Output all the material that follows, exactly as given.

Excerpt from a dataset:

• • • •

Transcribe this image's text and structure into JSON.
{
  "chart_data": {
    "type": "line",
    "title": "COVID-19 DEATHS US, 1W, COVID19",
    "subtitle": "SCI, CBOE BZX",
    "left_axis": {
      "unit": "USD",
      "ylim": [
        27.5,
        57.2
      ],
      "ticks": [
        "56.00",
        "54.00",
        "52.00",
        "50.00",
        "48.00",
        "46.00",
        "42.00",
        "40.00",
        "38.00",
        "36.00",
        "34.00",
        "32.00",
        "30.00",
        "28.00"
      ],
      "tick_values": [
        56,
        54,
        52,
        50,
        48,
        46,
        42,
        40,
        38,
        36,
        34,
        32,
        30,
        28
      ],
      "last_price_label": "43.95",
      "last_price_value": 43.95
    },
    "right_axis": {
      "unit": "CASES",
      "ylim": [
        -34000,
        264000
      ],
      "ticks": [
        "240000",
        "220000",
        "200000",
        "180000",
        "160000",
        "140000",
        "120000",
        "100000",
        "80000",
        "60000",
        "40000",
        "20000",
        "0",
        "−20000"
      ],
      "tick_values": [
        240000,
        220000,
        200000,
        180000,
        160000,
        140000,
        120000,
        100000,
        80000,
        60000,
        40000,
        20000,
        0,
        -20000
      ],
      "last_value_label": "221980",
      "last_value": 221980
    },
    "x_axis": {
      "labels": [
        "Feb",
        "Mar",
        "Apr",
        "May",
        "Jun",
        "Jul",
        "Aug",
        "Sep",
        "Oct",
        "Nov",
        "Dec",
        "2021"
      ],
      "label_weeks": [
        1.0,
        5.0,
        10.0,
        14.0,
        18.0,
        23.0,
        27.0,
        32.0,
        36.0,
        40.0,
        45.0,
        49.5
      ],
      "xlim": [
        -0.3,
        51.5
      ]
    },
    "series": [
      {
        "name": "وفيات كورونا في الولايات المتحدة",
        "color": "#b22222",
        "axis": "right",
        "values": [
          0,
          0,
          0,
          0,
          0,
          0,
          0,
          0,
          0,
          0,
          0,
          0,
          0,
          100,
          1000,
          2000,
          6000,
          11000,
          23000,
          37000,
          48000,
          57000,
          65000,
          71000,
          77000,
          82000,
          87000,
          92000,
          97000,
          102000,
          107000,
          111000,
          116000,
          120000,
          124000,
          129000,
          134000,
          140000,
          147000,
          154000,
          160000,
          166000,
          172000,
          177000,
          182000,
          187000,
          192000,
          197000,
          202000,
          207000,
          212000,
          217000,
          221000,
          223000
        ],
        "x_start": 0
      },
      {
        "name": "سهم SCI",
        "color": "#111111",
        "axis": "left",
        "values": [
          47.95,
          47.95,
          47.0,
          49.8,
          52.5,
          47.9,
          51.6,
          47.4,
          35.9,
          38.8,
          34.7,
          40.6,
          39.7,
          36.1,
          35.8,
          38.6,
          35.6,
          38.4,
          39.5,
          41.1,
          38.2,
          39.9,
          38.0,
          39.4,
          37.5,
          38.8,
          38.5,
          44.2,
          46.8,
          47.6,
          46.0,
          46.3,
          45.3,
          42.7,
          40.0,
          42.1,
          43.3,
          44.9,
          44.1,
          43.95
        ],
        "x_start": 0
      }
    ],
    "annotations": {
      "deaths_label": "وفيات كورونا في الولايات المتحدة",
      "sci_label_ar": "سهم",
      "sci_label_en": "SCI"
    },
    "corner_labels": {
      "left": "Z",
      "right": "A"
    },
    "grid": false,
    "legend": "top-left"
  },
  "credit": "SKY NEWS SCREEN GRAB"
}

• • • •

OUTPUT OF THE TASK:
Transcribe this image's text and structure into JSON.
{
  "chart_data": {
    "type": "line",
    "title": "COVID-19 DEATHS US, 1W, COVID19",
    "subtitle": "SCI, CBOE BZX",
    "left_axis": {
      "unit": "USD",
      "ylim": [
        27.5,
        57.2
      ],
      "ticks": [
        "56.00",
        "54.00",
        "52.00",
        "50.00",
        "48.00",
        "46.00",
        "42.00",
        "40.00",
        "38.00",
        "36.00",
        "34.00",
        "32.00",
        "30.00",
        "28.00"
      ],
      "tick_values": [
        56,
        54,
        52,
        50,
        48,
        46,
        42,
        40,
        38,
        36,
        34,
        32,
        30,
        28
      ],
      "last_price_label": "43.95",
      "last_price_value": 43.95
    },
    "right_axis": {
      "unit": "CASES",
      "ylim": [
        -34000,
        264000
      ],
      "ticks": [
        "240000",
        "220000",
        "200000",
        "180000",
        "160000",
        "140000",
        "120000",
        "100000",
        "80000",
        "60000",
        "40000",
        "20000",
        "0",
        "−20000"
      ],
      "tick_values": [
        240000,
        220000,
        200000,
        180000,
        160000,
        140000,
        120000,
        100000,
        80000,
        60000,
        40000,
        20000,
        0,
        -20000
      ],
      "last_value_label": "221980",
      "last_value": 221980
    },
    "x_axis": {
      "labels": [
        "Feb",
        "Mar",
        "Apr",
        "May",
        "Jun",
        "Jul",
        "Aug",
        "Sep",
        "Oct",
        "Nov",
        "Dec",
        "2021"
      ],
      "label_weeks": [
        1.0,
        5.0,
        10.0,
        14.0,
        18.0,
        23.0,
        27.0,
        32.0,
        36.0,
        40.0,
        45.0,
        49.5
      ],
      "xlim": [
        -0.3,
        51.5
      ]
    },
    "series": [
      {
        "name": "وفيات كورونا في الولايات المتحدة",
        "color": "#b22222",
        "axis": "right",
        "values": [
          0,
          0,
          0,
          0,
          0,
          0,
          0,
          0,
          0,
          0,
          0,
          0,
          0,
          100,
          1000,
          2000,
          6000,
          11000,
          23000,
          37000,
          48000,
          57000,
          65000,
          71000,
          77000,
          82000,
          87000,
          92000,
          97000,
          102000,
          107000,
          111000,
          116000,
          120000,
          124000,
          129000,
          134000,
          140000,
          147000,
          154000,
          160000,
          166000,
          172000,
          177000,
          182000,
          187000,
          192000,
          197000,
          202000,
          207000,
          212000,
          217000,
          221000,
          223000
        ],
        "x_start": 0
      },
      {
        "name": "سهم SCI",
        "color": "#111111",
        "axis": "left",
        "values": [
          47.95,
          47.95,
          47.0,
          49.8,
          52.5,
          47.9,
          51.6,
          47.4,
          35.9,
          38.8,
          34.7,
          40.6,
          39.7,
          36.1,
          35.8,
          38.6,
          35.6,
          38.4,
          39.5,
          41.1,
          38.2,
          39.9,
          38.0,
          39.4,
          37.5,
          38.8,
          38.5,
          44.2,
          46.8,
          47.6,
          46.0,
          46.3,
          45.3,
          42.7,
          40.0,
          42.1,
          43.3,
          44.9,
          44.1,
          43.95
        ],
        "x_start": 0
      }
    ],
    "annotations": {
      "deaths_label": "وفيات كورونا في الولايات المتحدة",
      "sci_label_ar": "سهم",
      "sci_label_en": "SCI"
    },
    "corner_labels": {
      "left": "Z",
      "right": "A"
    },
    "grid": false,
    "legend": "top-left"
  },
  "credit": "SKY NEWS SCREEN GRAB"
}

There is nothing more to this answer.